Show every line in the entries below where the word "band" appears.
* * * * * * *
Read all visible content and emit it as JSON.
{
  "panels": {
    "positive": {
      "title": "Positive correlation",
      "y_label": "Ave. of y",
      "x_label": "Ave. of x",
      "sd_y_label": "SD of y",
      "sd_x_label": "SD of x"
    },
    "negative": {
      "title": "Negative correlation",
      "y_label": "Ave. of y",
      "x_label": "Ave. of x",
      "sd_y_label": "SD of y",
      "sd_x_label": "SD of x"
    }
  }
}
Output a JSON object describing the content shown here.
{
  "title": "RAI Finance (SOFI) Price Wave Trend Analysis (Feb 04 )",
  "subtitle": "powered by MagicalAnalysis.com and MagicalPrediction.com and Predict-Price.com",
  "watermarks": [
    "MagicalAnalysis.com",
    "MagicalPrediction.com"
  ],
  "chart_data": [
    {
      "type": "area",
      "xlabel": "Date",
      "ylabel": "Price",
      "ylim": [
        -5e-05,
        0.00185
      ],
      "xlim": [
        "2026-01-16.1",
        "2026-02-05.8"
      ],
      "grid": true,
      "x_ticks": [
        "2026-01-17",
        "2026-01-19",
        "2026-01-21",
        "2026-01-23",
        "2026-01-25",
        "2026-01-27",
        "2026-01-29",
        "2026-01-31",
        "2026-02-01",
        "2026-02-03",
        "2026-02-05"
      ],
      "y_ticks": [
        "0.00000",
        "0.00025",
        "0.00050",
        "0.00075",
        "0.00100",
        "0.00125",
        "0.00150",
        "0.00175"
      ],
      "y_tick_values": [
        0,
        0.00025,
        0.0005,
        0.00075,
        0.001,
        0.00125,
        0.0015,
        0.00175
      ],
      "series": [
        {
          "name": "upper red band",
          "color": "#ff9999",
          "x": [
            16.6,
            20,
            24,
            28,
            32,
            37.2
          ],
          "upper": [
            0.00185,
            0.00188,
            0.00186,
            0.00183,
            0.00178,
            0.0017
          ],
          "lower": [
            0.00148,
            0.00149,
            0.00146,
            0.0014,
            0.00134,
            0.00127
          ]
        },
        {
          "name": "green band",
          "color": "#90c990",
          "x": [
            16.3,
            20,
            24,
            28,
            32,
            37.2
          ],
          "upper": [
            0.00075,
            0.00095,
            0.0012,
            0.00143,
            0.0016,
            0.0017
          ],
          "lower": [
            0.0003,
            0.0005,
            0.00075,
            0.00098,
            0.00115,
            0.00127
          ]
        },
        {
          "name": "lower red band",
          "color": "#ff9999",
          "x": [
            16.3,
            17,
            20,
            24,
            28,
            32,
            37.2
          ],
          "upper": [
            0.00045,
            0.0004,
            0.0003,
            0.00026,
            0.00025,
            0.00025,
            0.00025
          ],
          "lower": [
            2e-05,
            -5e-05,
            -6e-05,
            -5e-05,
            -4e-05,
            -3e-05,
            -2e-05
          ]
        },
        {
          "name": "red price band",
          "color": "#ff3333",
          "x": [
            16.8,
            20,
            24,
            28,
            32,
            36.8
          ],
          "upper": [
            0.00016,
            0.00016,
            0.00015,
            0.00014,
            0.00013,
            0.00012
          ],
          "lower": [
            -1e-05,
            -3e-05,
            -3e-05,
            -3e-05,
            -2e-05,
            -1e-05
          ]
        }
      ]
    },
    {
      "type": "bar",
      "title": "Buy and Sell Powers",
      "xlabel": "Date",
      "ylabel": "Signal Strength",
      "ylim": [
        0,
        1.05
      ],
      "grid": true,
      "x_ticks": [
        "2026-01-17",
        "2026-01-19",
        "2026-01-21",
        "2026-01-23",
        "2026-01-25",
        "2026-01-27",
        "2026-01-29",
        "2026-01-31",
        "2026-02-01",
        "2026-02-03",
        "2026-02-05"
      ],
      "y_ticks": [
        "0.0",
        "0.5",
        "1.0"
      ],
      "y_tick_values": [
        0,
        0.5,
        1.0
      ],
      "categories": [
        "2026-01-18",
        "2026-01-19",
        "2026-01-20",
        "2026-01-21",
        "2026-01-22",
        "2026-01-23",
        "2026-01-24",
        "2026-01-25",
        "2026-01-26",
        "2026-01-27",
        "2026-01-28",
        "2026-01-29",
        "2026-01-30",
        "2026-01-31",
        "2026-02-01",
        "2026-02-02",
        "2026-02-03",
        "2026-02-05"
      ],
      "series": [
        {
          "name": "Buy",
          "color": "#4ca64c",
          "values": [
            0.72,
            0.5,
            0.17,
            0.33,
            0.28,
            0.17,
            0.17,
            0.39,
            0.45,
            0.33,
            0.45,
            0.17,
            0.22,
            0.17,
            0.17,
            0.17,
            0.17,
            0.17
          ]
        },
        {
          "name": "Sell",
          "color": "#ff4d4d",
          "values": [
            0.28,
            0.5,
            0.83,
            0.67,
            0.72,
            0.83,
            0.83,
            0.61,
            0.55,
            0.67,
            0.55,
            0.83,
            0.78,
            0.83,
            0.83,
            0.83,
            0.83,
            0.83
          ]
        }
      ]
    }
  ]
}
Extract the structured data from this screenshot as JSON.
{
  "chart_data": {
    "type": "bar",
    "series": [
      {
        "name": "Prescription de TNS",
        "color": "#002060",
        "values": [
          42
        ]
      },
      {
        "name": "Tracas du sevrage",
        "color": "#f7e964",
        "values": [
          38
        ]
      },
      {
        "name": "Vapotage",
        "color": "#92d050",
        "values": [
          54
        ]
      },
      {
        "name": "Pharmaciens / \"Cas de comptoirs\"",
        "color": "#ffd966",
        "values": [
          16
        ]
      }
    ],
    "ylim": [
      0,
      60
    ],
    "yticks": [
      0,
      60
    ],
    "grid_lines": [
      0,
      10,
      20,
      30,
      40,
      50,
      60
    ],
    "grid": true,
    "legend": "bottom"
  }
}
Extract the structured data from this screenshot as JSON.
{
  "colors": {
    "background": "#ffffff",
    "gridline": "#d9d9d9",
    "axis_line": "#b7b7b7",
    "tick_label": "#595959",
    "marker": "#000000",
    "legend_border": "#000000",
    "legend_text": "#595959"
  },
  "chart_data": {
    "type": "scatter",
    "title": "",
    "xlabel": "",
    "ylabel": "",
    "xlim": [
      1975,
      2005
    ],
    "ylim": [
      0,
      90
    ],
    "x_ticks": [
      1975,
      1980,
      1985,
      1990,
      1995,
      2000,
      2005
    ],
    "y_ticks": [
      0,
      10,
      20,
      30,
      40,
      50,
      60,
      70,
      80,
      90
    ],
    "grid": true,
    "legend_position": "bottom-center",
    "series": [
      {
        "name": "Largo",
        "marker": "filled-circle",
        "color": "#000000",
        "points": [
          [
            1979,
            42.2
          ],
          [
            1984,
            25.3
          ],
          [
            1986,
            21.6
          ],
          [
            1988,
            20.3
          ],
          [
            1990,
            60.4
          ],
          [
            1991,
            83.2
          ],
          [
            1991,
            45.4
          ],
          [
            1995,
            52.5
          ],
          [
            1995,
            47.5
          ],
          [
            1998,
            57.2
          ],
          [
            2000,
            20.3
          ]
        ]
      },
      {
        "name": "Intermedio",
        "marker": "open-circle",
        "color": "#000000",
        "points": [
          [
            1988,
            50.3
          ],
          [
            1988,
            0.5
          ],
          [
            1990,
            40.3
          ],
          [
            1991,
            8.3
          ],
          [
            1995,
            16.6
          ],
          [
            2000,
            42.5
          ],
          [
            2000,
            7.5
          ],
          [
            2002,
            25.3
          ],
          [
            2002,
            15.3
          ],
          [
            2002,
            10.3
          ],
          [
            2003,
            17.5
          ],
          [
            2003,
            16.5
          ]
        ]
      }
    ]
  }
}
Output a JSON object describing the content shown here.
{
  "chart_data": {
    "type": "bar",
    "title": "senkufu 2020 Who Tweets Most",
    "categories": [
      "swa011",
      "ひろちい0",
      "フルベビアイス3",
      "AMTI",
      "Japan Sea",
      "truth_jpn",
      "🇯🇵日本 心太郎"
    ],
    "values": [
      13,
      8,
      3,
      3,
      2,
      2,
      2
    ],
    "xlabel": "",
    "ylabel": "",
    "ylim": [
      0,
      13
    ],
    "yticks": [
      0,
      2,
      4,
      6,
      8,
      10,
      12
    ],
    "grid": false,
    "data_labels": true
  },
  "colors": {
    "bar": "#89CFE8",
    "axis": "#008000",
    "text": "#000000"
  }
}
* * * * * * *
- **REPLY**
          "name": "upper red band",
          "name": "green band",
          "name": "lower red band",
          "name": "red price band",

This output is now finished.